■ REQUIREMENTS: Work through the data line by line, gathering every line that has the word "Amount".

■ PROVIDED DATA:
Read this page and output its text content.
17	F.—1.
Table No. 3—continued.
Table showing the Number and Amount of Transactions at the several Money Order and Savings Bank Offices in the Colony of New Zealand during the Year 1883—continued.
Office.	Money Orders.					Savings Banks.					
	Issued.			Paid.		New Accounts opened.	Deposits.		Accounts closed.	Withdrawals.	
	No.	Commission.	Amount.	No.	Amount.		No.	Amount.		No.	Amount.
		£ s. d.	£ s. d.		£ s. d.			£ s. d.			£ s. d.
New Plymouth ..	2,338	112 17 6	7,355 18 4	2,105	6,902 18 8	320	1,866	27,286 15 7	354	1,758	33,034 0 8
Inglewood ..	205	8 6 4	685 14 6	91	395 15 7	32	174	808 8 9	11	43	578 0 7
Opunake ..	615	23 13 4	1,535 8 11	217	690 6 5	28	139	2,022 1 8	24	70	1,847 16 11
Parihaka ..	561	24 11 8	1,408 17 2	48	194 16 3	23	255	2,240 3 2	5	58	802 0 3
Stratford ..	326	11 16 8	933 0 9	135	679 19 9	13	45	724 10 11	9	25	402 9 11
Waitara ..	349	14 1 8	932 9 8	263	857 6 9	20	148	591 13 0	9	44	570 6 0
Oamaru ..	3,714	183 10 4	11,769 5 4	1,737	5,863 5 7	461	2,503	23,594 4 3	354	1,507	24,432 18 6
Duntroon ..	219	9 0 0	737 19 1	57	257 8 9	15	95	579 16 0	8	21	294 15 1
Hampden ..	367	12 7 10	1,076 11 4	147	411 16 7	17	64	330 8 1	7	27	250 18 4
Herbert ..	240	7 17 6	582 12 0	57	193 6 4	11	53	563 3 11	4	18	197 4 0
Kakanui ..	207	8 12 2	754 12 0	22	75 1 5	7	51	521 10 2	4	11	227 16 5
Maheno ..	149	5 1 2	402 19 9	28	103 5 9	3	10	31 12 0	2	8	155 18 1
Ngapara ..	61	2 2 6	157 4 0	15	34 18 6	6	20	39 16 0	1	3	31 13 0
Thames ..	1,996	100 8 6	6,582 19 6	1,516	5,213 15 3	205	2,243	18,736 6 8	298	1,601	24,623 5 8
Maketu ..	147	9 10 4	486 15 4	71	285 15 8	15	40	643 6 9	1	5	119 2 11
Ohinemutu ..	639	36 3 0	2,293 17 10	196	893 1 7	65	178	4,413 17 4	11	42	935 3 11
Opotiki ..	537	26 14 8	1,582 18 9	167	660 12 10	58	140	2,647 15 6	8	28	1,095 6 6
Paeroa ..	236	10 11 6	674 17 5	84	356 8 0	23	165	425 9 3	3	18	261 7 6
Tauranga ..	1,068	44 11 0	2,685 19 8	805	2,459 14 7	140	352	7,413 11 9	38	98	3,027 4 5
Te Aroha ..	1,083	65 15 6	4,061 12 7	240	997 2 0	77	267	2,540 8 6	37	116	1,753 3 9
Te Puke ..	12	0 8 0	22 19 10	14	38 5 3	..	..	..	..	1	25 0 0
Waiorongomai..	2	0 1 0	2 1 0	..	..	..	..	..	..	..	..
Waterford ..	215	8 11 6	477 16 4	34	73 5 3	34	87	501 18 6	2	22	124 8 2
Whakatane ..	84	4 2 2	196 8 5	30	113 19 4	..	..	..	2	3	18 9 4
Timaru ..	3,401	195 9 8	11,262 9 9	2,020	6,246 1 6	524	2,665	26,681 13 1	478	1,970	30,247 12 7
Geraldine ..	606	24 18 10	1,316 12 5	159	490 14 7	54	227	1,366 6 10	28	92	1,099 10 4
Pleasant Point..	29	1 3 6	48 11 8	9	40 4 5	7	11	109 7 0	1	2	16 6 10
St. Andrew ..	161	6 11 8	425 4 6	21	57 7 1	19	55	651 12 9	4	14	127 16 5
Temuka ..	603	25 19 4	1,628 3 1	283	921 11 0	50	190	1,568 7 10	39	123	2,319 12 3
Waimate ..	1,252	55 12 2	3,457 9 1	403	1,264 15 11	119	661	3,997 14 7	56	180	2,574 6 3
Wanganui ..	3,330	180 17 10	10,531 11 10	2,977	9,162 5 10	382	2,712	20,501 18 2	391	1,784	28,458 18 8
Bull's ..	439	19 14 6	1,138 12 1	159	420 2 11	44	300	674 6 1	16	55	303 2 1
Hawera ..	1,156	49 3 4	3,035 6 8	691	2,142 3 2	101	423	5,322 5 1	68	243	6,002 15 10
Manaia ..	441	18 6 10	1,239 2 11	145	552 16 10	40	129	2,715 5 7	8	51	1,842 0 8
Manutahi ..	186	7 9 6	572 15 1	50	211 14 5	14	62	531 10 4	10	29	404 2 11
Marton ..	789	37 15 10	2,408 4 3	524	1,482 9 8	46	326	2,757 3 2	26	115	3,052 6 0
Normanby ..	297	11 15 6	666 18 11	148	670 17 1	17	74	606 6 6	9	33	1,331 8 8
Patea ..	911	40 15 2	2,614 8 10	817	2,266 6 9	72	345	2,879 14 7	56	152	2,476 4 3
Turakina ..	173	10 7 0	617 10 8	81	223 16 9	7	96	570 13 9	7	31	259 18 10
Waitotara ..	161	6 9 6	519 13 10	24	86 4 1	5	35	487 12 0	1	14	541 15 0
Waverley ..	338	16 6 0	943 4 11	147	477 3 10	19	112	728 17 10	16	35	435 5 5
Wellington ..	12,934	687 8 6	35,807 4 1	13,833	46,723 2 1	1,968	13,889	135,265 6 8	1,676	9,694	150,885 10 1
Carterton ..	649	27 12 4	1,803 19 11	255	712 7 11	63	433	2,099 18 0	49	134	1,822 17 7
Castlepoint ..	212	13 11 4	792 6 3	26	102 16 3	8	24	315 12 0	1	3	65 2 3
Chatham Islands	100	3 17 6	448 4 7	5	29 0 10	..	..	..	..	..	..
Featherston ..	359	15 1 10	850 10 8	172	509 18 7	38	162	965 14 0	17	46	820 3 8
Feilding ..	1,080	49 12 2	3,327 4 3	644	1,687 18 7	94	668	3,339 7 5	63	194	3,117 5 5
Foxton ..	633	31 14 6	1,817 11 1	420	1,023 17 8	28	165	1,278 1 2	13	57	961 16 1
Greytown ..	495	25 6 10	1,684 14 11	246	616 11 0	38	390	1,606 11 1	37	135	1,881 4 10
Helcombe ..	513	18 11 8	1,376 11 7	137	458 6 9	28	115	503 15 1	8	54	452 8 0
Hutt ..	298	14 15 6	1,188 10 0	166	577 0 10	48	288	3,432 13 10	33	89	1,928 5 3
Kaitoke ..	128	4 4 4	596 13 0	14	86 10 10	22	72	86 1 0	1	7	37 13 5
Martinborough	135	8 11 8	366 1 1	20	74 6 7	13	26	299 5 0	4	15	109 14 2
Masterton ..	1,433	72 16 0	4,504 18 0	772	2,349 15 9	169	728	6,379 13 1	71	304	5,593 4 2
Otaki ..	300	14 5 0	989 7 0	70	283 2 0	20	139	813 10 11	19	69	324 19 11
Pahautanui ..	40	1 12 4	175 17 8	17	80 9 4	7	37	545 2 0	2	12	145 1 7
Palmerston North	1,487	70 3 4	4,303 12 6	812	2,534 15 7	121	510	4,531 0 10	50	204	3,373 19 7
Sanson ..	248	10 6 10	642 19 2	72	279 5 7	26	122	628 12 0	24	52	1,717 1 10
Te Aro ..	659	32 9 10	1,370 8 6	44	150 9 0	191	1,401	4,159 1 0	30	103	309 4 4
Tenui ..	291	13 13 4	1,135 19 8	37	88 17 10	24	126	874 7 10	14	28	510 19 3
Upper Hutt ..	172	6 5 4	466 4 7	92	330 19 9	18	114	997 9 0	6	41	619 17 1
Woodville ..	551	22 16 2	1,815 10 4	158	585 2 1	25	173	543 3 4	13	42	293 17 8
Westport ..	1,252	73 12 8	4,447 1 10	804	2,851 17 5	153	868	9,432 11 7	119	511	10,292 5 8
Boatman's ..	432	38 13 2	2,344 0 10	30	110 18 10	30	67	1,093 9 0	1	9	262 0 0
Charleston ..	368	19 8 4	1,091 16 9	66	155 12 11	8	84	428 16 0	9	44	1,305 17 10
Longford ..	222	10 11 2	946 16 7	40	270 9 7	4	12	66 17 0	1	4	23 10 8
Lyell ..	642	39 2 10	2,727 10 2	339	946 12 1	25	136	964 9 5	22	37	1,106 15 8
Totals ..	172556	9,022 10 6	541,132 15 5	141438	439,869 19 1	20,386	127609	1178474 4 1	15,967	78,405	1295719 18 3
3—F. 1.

■ CORRECT RESULT:
Table showing the Number and Amount of Transactions at the several Money Order and Savings Bank Offices in the Colony of New Zealand during the Year 1883—continued.
	No.	Commission.	Amount.	No.	Amount.		No.	Amount.		No.	Amount.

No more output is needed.